Nothing should be left out: output all of the entries exactly.

> MATERIAL FOR THIS EXERCISE
┄┄┄┄┄┄┄┄┄┄┄┄┄┄┄┄┄┄┄┄

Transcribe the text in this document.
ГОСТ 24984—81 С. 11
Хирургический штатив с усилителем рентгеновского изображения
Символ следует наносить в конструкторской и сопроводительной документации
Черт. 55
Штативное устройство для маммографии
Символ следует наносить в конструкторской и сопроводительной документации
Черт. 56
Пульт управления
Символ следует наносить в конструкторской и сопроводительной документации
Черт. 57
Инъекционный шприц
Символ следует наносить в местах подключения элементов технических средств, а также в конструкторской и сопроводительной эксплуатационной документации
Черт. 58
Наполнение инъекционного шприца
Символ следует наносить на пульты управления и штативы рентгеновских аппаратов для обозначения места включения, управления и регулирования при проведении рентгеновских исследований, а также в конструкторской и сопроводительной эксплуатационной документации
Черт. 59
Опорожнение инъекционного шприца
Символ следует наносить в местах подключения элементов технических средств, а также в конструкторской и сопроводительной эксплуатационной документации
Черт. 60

┄┄┄┄┄┄┄┄┄┄┄┄┄┄┄┄┄┄┄┄

> FINISHED EXERCISE
Transcribe the text in this document.
ГОСТ 24984—81 С. 11
Хирургический штатив с усилителем рентгеновского изображения
Символ следует наносить в конструкторской и сопроводительной документации
Черт. 55
Штативное устройство для маммографии
Символ следует наносить в конструкторской и сопроводительной документации
Черт. 56
Пульт управления
Символ следует наносить в конструкторской и сопроводительной документации
Черт. 57
Инъекционный шприц
Символ следует наносить в местах подключения элементов технических средств, а также в конструкторской и сопроводительной эксплуатационной документации
Черт. 58
Наполнение инъекционного шприца
Символ следует наносить на пульты управления и штативы рентгеновских аппаратов для обозначения места включения, управления и регулирования при проведении рентгеновских исследований, а также в конструкторской и сопроводительной эксплуатационной документации
Черт. 59
Опорожнение инъекционного шприца
Символ следует наносить в местах подключения элементов технических средств, а также в конструкторской и сопроводительной эксплуатационной документации
Черт. 60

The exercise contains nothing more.